Work required —
Drop every picture and give the entries back exactly.
─── Data rows
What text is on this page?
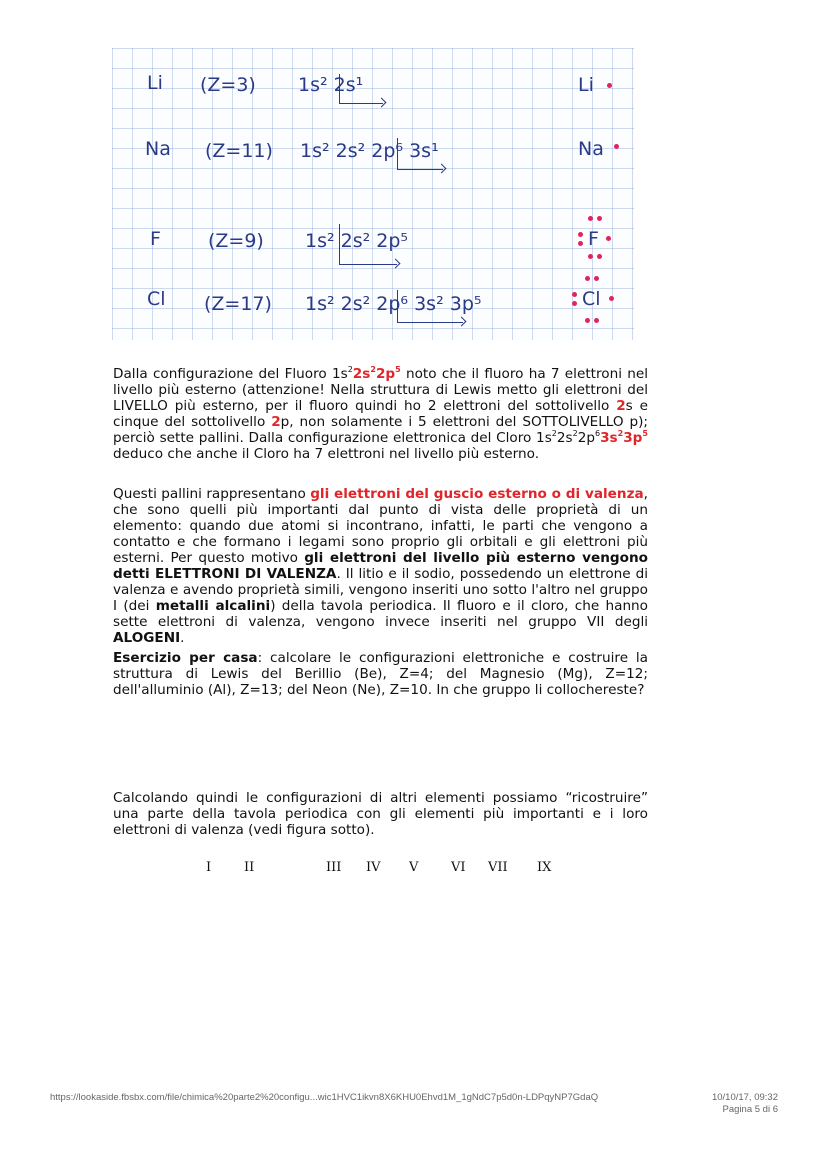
Li (Z=3) 1s² 2s¹	Li
Na (Z=11) 1s² 2s² 2p⁶ 3s¹	Na
F (Z=9) 1s² 2s² 2p⁵	F
Cl (Z=17) 1s² 2s² 2p⁶ 3s² 3p⁵	Cl
Dalla configurazione del Fluoro $1s^22s^22p^5$ noto che il fluoro ha 7 elettroni nel livello più esterno (attenzione! Nella struttura di Lewis metto gli elettroni del LIVELLO più esterno, per il fluoro quindi ho 2 elettroni del sottolivello 2s e cinque del sottolivello 2p, non solamente i 5 elettroni del SOTTOLIVELLO p); perciò sette pallini. Dalla configurazione elettronica del Cloro $1s^22s^22p^63s^23p^5$ deduco che anche il Cloro ha 7 elettroni nel livello più esterno.
Questi pallini rappresentano gli elettroni del guscio esterno o di valenza, che sono quelli più importanti dal punto di vista delle proprietà di un elemento: quando due atomi si incontrano, infatti, le parti che vengono a contatto e che formano i legami sono proprio gli orbitali e gli elettroni più esterni. Per questo motivo gli elettroni del livello più esterno vengono detti ELETTRONI DI VALENZA. Il litio e il sodio, possedendo un elettrone di valenza e avendo proprietà simili, vengono inseriti uno sotto l'altro nel gruppo I (dei metalli alcalini) della tavola periodica. Il fluoro e il cloro, che hanno sette elettroni di valenza, vengono invece inseriti nel gruppo VII degli ALOGENI.
Esercizio per casa: calcolare le configurazioni elettroniche e costruire la struttura di Lewis del Berillio (Be), Z=4; del Magnesio (Mg), Z=12; dell'alluminio (Al), Z=13; del Neon (Ne), Z=10. In che gruppo li collochereste?
Calcolando quindi le configurazioni di altri elementi possiamo “ricostruire” una parte della tavola periodica con gli elementi più importanti e i loro elettroni di valenza (vedi figura sotto).
I	II	III IV V	VI VII IX
https://lookaside.fbsbx.com/file/chimica%20parte2%20configu...wic1HVC1ikvn8X6KHU0Ehvd1M_1gNdC7p5d0n-LDPqyNP7GdaQ	10/10/17, 09:32
Pagina 5 di 6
──────
The solution —
What text is on this page?
Li (Z=3) 1s² 2s¹	Li
Na (Z=11) 1s² 2s² 2p⁶ 3s¹	Na
F (Z=9) 1s² 2s² 2p⁵	F
Cl (Z=17) 1s² 2s² 2p⁶ 3s² 3p⁵	Cl
Dalla configurazione del Fluoro $1s^22s^22p^5$ noto che il fluoro ha 7 elettroni nel livello più esterno (attenzione! Nella struttura di Lewis metto gli elettroni del LIVELLO più esterno, per il fluoro quindi ho 2 elettroni del sottolivello 2s e cinque del sottolivello 2p, non solamente i 5 elettroni del SOTTOLIVELLO p); perciò sette pallini. Dalla configurazione elettronica del Cloro $1s^22s^22p^63s^23p^5$ deduco che anche il Cloro ha 7 elettroni nel livello più esterno.
Questi pallini rappresentano gli elettroni del guscio esterno o di valenza, che sono quelli più importanti dal punto di vista delle proprietà di un elemento: quando due atomi si incontrano, infatti, le parti che vengono a contatto e che formano i legami sono proprio gli orbitali e gli elettroni più esterni. Per questo motivo gli elettroni del livello più esterno vengono detti ELETTRONI DI VALENZA. Il litio e il sodio, possedendo un elettrone di valenza e avendo proprietà simili, vengono inseriti uno sotto l'altro nel gruppo I (dei metalli alcalini) della tavola periodica. Il fluoro e il cloro, che hanno sette elettroni di valenza, vengono invece inseriti nel gruppo VII degli ALOGENI.
Esercizio per casa: calcolare le configurazioni elettroniche e costruire la struttura di Lewis del Berillio (Be), Z=4; del Magnesio (Mg), Z=12; dell'alluminio (Al), Z=13; del Neon (Ne), Z=10. In che gruppo li collochereste?
Calcolando quindi le configurazioni di altri elementi possiamo “ricostruire” una parte della tavola periodica con gli elementi più importanti e i loro elettroni di valenza (vedi figura sotto).
I	II	III IV V	VI VII IX
https://lookaside.fbsbx.com/file/chimica%20parte2%20configu...wic1HVC1ikvn8X6KHU0Ehvd1M_1gNdC7p5d0n-LDPqyNP7GdaQ	10/10/17, 09:32
Pagina 5 di 6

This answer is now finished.